▶ _Goal of the exercise_: Review the material line by line. Identify and copy every line that contains the string "COOPERATIVE".

(Figure dataset records)
- - -
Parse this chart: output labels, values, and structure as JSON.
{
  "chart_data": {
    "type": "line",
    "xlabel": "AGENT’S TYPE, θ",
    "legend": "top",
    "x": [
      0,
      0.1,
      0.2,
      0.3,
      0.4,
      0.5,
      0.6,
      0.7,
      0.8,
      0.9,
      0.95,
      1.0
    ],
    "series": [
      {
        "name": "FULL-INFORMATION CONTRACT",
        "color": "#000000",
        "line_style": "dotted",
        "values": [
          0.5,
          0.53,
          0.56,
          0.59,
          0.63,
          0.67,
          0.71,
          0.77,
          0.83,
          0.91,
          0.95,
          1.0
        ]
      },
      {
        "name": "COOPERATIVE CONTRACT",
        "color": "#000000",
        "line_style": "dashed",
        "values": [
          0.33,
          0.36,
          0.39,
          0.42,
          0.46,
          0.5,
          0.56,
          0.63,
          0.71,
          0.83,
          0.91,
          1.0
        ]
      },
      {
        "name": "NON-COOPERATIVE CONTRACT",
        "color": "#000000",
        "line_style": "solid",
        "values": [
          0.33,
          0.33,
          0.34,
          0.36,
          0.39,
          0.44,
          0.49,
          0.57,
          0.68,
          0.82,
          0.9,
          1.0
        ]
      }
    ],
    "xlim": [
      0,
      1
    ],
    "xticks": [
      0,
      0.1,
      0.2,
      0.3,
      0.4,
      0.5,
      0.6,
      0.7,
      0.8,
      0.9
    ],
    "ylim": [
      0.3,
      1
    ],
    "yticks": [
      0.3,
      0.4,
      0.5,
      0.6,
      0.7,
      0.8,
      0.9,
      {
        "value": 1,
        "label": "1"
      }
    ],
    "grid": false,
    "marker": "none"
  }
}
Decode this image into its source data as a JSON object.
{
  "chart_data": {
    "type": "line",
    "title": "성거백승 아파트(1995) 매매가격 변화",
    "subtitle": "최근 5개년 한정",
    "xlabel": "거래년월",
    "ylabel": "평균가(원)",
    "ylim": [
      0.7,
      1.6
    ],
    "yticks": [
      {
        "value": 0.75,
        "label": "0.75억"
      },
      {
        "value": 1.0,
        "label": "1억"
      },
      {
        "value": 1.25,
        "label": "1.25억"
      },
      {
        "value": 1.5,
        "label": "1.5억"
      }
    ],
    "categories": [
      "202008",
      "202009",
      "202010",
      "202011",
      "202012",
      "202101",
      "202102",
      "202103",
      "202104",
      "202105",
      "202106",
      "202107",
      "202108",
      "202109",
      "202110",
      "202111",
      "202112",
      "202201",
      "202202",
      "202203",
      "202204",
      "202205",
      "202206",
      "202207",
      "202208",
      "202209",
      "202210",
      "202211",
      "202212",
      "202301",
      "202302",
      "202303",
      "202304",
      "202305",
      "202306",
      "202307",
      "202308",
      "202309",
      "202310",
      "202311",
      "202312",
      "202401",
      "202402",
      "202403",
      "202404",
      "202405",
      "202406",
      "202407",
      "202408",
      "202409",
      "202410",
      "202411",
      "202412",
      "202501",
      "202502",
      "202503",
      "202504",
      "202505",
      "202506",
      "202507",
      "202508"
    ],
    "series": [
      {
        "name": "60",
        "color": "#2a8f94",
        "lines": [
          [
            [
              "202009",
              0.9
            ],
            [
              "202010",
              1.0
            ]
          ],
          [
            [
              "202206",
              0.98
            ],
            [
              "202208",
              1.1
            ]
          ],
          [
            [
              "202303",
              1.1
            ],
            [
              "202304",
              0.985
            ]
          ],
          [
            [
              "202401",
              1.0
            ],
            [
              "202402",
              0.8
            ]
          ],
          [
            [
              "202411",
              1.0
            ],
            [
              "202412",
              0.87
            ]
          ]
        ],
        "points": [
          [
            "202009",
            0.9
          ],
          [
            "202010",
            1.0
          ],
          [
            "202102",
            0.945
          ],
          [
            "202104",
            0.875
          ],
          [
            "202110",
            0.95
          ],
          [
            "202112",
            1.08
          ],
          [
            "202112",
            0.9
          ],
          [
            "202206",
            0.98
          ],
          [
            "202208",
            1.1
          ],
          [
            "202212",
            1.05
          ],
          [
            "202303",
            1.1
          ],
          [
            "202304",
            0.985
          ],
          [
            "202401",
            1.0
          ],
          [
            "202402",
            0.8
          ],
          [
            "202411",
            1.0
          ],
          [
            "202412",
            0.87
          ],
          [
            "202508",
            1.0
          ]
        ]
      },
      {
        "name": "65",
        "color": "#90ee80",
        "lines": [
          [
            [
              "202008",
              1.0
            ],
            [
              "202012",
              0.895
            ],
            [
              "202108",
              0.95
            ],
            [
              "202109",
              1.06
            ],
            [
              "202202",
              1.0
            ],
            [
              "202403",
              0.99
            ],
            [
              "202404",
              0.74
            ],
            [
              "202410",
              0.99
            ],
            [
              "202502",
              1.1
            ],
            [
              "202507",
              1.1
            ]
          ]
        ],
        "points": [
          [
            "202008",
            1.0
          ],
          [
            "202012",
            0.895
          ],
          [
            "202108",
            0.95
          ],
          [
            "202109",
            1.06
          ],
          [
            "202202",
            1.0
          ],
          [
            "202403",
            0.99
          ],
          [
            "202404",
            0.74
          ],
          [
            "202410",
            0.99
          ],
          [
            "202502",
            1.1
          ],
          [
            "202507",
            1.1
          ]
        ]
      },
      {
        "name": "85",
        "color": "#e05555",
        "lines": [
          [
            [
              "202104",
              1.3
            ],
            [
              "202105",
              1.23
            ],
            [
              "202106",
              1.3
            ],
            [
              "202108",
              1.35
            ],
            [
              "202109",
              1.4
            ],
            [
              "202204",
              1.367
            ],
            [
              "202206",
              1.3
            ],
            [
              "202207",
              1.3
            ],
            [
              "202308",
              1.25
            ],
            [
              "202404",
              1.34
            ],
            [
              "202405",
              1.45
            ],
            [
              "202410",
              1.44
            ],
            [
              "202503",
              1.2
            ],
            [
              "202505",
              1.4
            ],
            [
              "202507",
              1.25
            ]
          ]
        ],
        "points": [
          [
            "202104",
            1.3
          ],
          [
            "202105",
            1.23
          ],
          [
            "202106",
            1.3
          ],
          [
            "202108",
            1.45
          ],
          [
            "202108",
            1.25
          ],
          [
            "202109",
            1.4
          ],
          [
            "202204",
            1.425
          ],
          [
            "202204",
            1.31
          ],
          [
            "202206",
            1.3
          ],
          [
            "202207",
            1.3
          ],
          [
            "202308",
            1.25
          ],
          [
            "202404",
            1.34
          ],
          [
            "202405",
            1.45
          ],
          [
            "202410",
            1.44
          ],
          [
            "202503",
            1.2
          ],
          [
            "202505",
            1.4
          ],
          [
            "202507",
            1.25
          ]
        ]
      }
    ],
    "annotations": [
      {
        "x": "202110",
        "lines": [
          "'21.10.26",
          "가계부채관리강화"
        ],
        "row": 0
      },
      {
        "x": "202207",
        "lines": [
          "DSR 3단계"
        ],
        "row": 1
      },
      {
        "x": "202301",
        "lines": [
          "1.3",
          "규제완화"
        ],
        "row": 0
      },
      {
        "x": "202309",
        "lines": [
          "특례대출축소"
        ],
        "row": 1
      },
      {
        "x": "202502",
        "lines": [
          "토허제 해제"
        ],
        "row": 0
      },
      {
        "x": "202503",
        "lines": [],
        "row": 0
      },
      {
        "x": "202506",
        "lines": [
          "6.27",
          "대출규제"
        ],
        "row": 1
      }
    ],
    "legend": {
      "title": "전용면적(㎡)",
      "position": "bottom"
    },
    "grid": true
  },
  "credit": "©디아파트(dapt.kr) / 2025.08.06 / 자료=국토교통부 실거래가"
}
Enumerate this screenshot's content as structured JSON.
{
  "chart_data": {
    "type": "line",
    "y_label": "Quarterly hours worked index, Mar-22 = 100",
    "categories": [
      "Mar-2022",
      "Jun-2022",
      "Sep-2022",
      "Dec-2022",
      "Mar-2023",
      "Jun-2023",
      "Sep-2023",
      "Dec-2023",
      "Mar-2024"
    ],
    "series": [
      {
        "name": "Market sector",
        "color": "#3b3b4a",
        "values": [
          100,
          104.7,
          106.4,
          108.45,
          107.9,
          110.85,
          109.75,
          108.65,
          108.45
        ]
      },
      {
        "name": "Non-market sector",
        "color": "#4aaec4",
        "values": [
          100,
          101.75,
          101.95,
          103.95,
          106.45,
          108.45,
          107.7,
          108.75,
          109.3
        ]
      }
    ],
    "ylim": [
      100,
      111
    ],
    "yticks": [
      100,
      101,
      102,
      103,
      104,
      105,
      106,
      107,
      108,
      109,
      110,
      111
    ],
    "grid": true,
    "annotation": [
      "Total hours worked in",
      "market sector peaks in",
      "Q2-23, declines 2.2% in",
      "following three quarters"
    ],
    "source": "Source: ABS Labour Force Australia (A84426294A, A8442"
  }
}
- - -
▶ _Exercise solution_:
        "name": "COOPERATIVE CONTRACT",
        "name": "NON-COOPERATIVE CONTRACT",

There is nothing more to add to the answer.